- _GIVEN INSTRUCTION_: Reproduce the listing below character for character; drop every image.

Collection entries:
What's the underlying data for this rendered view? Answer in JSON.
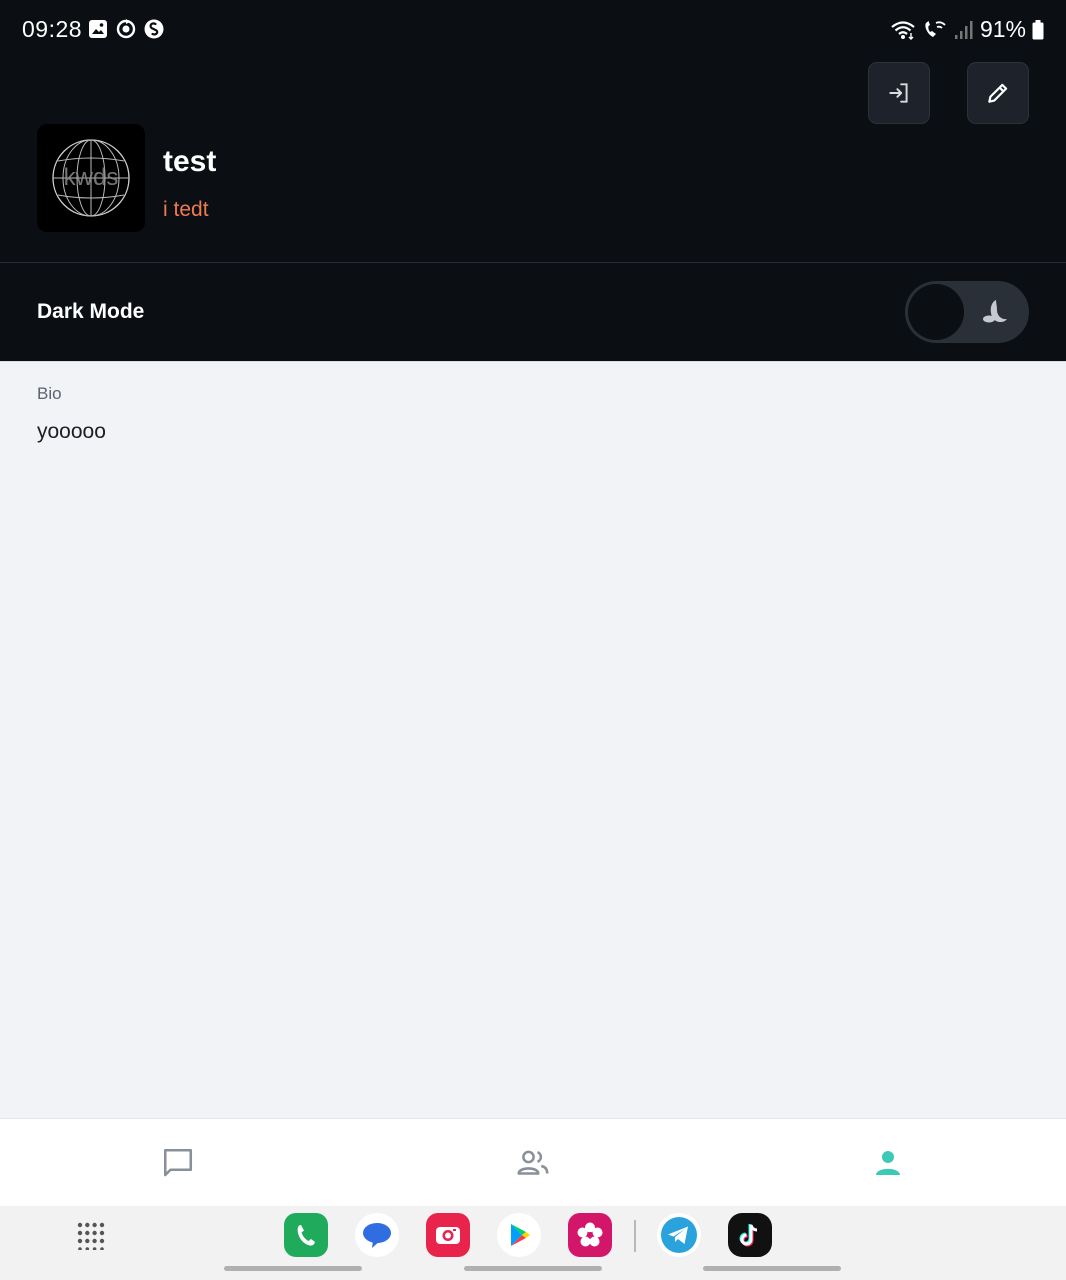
{
  "status_bar": {
    "time": "09:28",
    "battery": "91%",
    "left_icons": [
      "gallery-icon",
      "sync-icon",
      "shazam-icon"
    ],
    "right_icons": [
      "wifi-icon",
      "wifi-call-icon",
      "signal-icon",
      "battery-icon"
    ]
  },
  "header": {
    "login_button_icon": "login-icon",
    "edit_button_icon": "edit-pencil-icon",
    "avatar_text": "kwds",
    "username": "test",
    "subtitle": "i tedt"
  },
  "dark_mode": {
    "label": "Dark Mode",
    "icon": "moon-icon",
    "enabled": true
  },
  "bio": {
    "label": "Bio",
    "text": "yooooo"
  },
  "bottom_nav": {
    "items": [
      {
        "icon": "chat-icon",
        "active": false
      },
      {
        "icon": "groups-icon",
        "active": false
      },
      {
        "icon": "profile-icon",
        "active": true
      }
    ],
    "active_color": "#3ec8b8",
    "inactive_color": "#8a9099"
  },
  "dock": {
    "apps": [
      "phone-app-icon",
      "messages-app-icon",
      "camera-app-icon",
      "play-store-icon",
      "gallery-flower-icon",
      "telegram-icon",
      "tiktok-icon"
    ]
  },
  "colors": {
    "header_bg": "#0b0e13",
    "accent_orange": "#ef7a52",
    "content_bg": "#f1f3f7"
  }
}
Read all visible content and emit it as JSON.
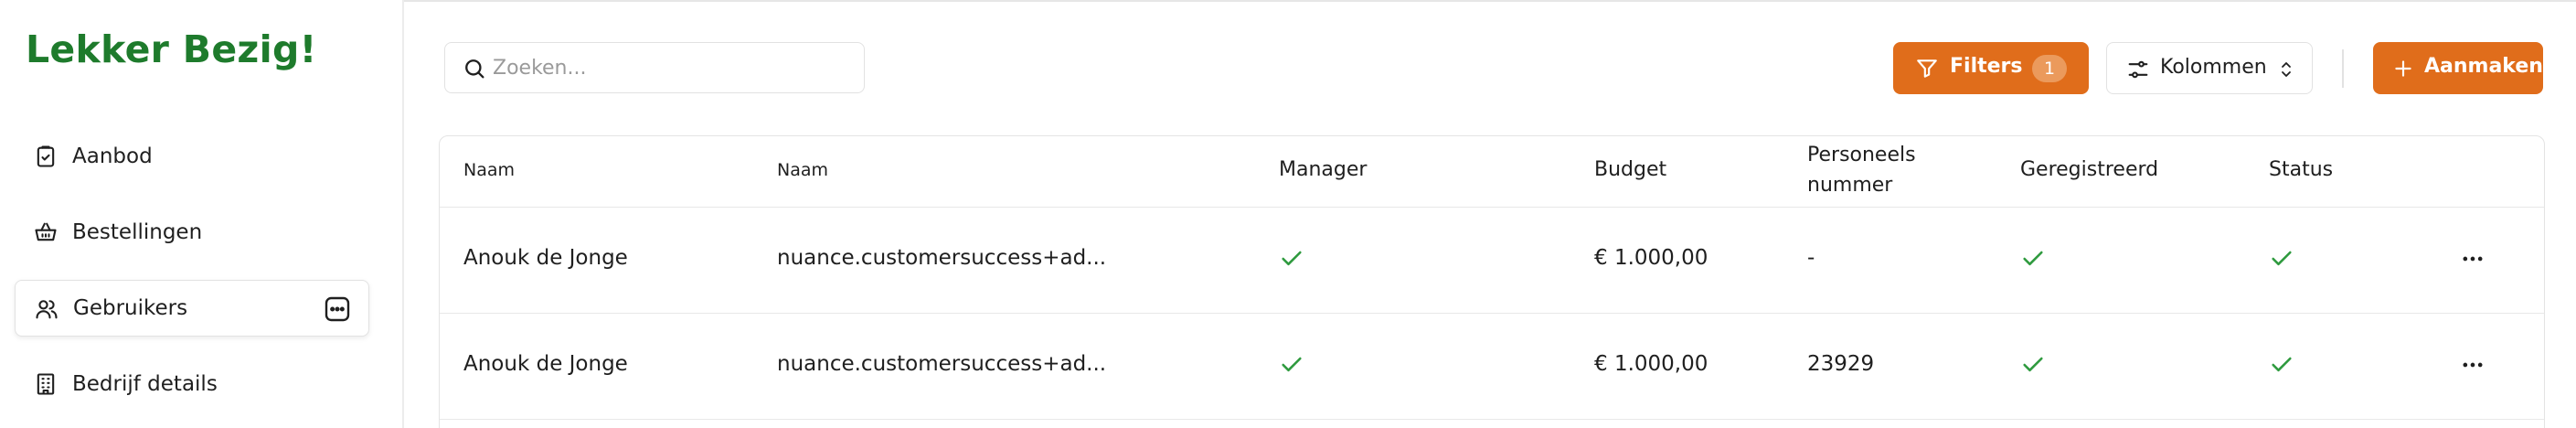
{
  "app": {
    "logo": "Lekker Bezig!"
  },
  "sidebar": {
    "items": [
      {
        "label": "Aanbod",
        "icon": "clipboard-check-icon"
      },
      {
        "label": "Bestellingen",
        "icon": "basket-icon"
      },
      {
        "label": "Gebruikers",
        "icon": "users-icon",
        "active": true
      },
      {
        "label": "Bedrijf details",
        "icon": "building-icon"
      }
    ]
  },
  "toolbar": {
    "search_placeholder": "Zoeken...",
    "filters_label": "Filters",
    "filters_count": "1",
    "kolommen_label": "Kolommen",
    "aanmaken_label": "Aanmaken",
    "accent_color": "#e06d1b"
  },
  "table": {
    "headers": [
      "Naam",
      "Naam",
      "Manager",
      "Budget",
      "Personeels",
      "nummer",
      "Geregistreerd",
      "Status"
    ],
    "rows": [
      {
        "naam": "Anouk de Jonge",
        "email": "nuance.customersuccess+ad...",
        "manager": true,
        "budget": "€ 1.000,00",
        "personeelsnummer": "-",
        "geregistreerd": true,
        "status": true
      },
      {
        "naam": "Anouk de Jonge",
        "email": "nuance.customersuccess+ad...",
        "manager": true,
        "budget": "€ 1.000,00",
        "personeelsnummer": "23929",
        "geregistreerd": true,
        "status": true
      }
    ],
    "check_color": "#2e9a3e"
  }
}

- _SOLUTION TO THIS TASK_:
What's the underlying data for this rendered view? Answer in JSON.
{
  "status_bar": {
    "time": "09:28",
    "battery": "91%",
    "left_icons": [
      "gallery-icon",
      "sync-icon",
      "shazam-icon"
    ],
    "right_icons": [
      "wifi-icon",
      "wifi-call-icon",
      "signal-icon",
      "battery-icon"
    ]
  },
  "header": {
    "login_button_icon": "login-icon",
    "edit_button_icon": "edit-pencil-icon",
    "avatar_text": "kwds",
    "username": "test",
    "subtitle": "i tedt"
  },
  "dark_mode": {
    "label": "Dark Mode",
    "icon": "moon-icon",
    "enabled": true
  },
  "bio": {
    "label": "Bio",
    "text": "yooooo"
  },
  "bottom_nav": {
    "items": [
      {
        "icon": "chat-icon",
        "active": false
      },
      {
        "icon": "groups-icon",
        "active": false
      },
      {
        "icon": "profile-icon",
        "active": true
      }
    ],
    "active_color": "#3ec8b8",
    "inactive_color": "#8a9099"
  },
  "dock": {
    "apps": [
      "phone-app-icon",
      "messages-app-icon",
      "camera-app-icon",
      "play-store-icon",
      "gallery-flower-icon",
      "telegram-icon",
      "tiktok-icon"
    ]
  },
  "colors": {
    "header_bg": "#0b0e13",
    "accent_orange": "#ef7a52",
    "content_bg": "#f1f3f7"
  }
}
Read all visible content and emit it as JSON.
{
  "app": {
    "logo": "Lekker Bezig!"
  },
  "sidebar": {
    "items": [
      {
        "label": "Aanbod",
        "icon": "clipboard-check-icon"
      },
      {
        "label": "Bestellingen",
        "icon": "basket-icon"
      },
      {
        "label": "Gebruikers",
        "icon": "users-icon",
        "active": true
      },
      {
        "label": "Bedrijf details",
        "icon": "building-icon"
      }
    ]
  },
  "toolbar": {
    "search_placeholder": "Zoeken...",
    "filters_label": "Filters",
    "filters_count": "1",
    "kolommen_label": "Kolommen",
    "aanmaken_label": "Aanmaken",
    "accent_color": "#e06d1b"
  },
  "table": {
    "headers": [
      "Naam",
      "Naam",
      "Manager",
      "Budget",
      "Personeels",
      "nummer",
      "Geregistreerd",
      "Status"
    ],
    "rows": [
      {
        "naam": "Anouk de Jonge",
        "email": "nuance.customersuccess+ad...",
        "manager": true,
        "budget": "€ 1.000,00",
        "personeelsnummer": "-",
        "geregistreerd": true,
        "status": true
      },
      {
        "naam": "Anouk de Jonge",
        "email": "nuance.customersuccess+ad...",
        "manager": true,
        "budget": "€ 1.000,00",
        "personeelsnummer": "23929",
        "geregistreerd": true,
        "status": true
      }
    ],
    "check_color": "#2e9a3e"
  }
}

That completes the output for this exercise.